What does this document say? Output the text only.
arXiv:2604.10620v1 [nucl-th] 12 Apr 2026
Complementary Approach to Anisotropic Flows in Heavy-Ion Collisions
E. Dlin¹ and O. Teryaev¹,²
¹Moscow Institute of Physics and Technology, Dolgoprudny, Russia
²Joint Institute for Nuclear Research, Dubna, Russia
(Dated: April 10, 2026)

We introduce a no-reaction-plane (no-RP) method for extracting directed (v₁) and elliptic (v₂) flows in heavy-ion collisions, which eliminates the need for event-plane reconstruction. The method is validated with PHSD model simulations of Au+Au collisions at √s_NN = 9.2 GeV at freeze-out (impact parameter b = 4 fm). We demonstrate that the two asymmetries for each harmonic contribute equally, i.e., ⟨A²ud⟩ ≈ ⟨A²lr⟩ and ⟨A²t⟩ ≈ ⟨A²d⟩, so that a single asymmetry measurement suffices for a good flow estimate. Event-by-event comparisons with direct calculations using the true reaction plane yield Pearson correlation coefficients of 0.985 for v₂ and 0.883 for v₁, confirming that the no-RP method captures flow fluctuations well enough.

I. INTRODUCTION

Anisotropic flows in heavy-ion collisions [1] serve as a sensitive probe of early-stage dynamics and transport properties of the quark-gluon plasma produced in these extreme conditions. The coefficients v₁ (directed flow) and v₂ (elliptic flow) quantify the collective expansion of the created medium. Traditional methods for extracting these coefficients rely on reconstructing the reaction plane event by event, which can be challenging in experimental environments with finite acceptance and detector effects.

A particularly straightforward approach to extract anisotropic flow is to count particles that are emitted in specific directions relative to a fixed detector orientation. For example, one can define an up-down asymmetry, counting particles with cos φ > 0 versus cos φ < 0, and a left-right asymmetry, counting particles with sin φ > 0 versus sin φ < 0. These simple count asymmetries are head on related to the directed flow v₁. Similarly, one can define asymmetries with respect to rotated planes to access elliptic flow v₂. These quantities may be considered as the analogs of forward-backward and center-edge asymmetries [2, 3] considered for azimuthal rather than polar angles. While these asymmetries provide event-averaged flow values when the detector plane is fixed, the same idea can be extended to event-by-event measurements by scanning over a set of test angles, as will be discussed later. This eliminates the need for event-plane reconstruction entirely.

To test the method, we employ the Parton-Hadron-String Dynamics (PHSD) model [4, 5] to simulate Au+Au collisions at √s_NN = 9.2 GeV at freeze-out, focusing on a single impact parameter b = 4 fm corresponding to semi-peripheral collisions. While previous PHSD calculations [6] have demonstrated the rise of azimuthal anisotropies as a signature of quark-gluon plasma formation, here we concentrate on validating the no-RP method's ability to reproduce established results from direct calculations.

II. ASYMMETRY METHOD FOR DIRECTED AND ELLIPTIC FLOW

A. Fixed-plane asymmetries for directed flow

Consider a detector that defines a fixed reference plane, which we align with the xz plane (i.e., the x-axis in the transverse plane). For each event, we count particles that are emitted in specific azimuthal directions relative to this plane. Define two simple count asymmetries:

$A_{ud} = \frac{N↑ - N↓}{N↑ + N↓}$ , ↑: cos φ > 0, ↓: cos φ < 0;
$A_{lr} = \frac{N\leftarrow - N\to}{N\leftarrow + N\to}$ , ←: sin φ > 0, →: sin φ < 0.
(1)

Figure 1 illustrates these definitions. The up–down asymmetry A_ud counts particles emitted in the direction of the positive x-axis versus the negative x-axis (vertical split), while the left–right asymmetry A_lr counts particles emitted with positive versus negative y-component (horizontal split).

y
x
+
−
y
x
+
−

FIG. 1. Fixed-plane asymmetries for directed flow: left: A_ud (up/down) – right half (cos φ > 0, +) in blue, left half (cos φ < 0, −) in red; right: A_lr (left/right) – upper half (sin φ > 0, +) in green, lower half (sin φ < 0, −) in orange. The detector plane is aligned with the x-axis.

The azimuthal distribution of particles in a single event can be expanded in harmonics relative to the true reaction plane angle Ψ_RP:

━━━━

Each entry above is to be printed again exactly.

What does this document say? Output the text only.
arXiv:2604.10620v1 [nucl-th] 12 Apr 2026
Complementary Approach to Anisotropic Flows in Heavy-Ion Collisions
E. Dlin¹ and O. Teryaev¹,²
¹Moscow Institute of Physics and Technology, Dolgoprudny, Russia
²Joint Institute for Nuclear Research, Dubna, Russia
(Dated: April 10, 2026)

We introduce a no-reaction-plane (no-RP) method for extracting directed (v₁) and elliptic (v₂) flows in heavy-ion collisions, which eliminates the need for event-plane reconstruction. The method is validated with PHSD model simulations of Au+Au collisions at √s_NN = 9.2 GeV at freeze-out (impact parameter b = 4 fm). We demonstrate that the two asymmetries for each harmonic contribute equally, i.e., ⟨A²ud⟩ ≈ ⟨A²lr⟩ and ⟨A²t⟩ ≈ ⟨A²d⟩, so that a single asymmetry measurement suffices for a good flow estimate. Event-by-event comparisons with direct calculations using the true reaction plane yield Pearson correlation coefficients of 0.985 for v₂ and 0.883 for v₁, confirming that the no-RP method captures flow fluctuations well enough.

I. INTRODUCTION

Anisotropic flows in heavy-ion collisions [1] serve as a sensitive probe of early-stage dynamics and transport properties of the quark-gluon plasma produced in these extreme conditions. The coefficients v₁ (directed flow) and v₂ (elliptic flow) quantify the collective expansion of the created medium. Traditional methods for extracting these coefficients rely on reconstructing the reaction plane event by event, which can be challenging in experimental environments with finite acceptance and detector effects.

A particularly straightforward approach to extract anisotropic flow is to count particles that are emitted in specific directions relative to a fixed detector orientation. For example, one can define an up-down asymmetry, counting particles with cos φ > 0 versus cos φ < 0, and a left-right asymmetry, counting particles with sin φ > 0 versus sin φ < 0. These simple count asymmetries are head on related to the directed flow v₁. Similarly, one can define asymmetries with respect to rotated planes to access elliptic flow v₂. These quantities may be considered as the analogs of forward-backward and center-edge asymmetries [2, 3] considered for azimuthal rather than polar angles. While these asymmetries provide event-averaged flow values when the detector plane is fixed, the same idea can be extended to event-by-event measurements by scanning over a set of test angles, as will be discussed later. This eliminates the need for event-plane reconstruction entirely.

To test the method, we employ the Parton-Hadron-String Dynamics (PHSD) model [4, 5] to simulate Au+Au collisions at √s_NN = 9.2 GeV at freeze-out, focusing on a single impact parameter b = 4 fm corresponding to semi-peripheral collisions. While previous PHSD calculations [6] have demonstrated the rise of azimuthal anisotropies as a signature of quark-gluon plasma formation, here we concentrate on validating the no-RP method's ability to reproduce established results from direct calculations.

II. ASYMMETRY METHOD FOR DIRECTED AND ELLIPTIC FLOW

A. Fixed-plane asymmetries for directed flow

Consider a detector that defines a fixed reference plane, which we align with the xz plane (i.e., the x-axis in the transverse plane). For each event, we count particles that are emitted in specific azimuthal directions relative to this plane. Define two simple count asymmetries:

$A_{ud} = \frac{N↑ - N↓}{N↑ + N↓}$ , ↑: cos φ > 0, ↓: cos φ < 0;
$A_{lr} = \frac{N\leftarrow - N\to}{N\leftarrow + N\to}$ , ←: sin φ > 0, →: sin φ < 0.
(1)

Figure 1 illustrates these definitions. The up–down asymmetry A_ud counts particles emitted in the direction of the positive x-axis versus the negative x-axis (vertical split), while the left–right asymmetry A_lr counts particles emitted with positive versus negative y-component (horizontal split).

y
x
+
−
y
x
+
−

FIG. 1. Fixed-plane asymmetries for directed flow: left: A_ud (up/down) – right half (cos φ > 0, +) in blue, left half (cos φ < 0, −) in red; right: A_lr (left/right) – upper half (sin φ > 0, +) in green, lower half (sin φ < 0, −) in orange. The detector plane is aligned with the x-axis.

The azimuthal distribution of particles in a single event can be expanded in harmonics relative to the true reaction plane angle Ψ_RP:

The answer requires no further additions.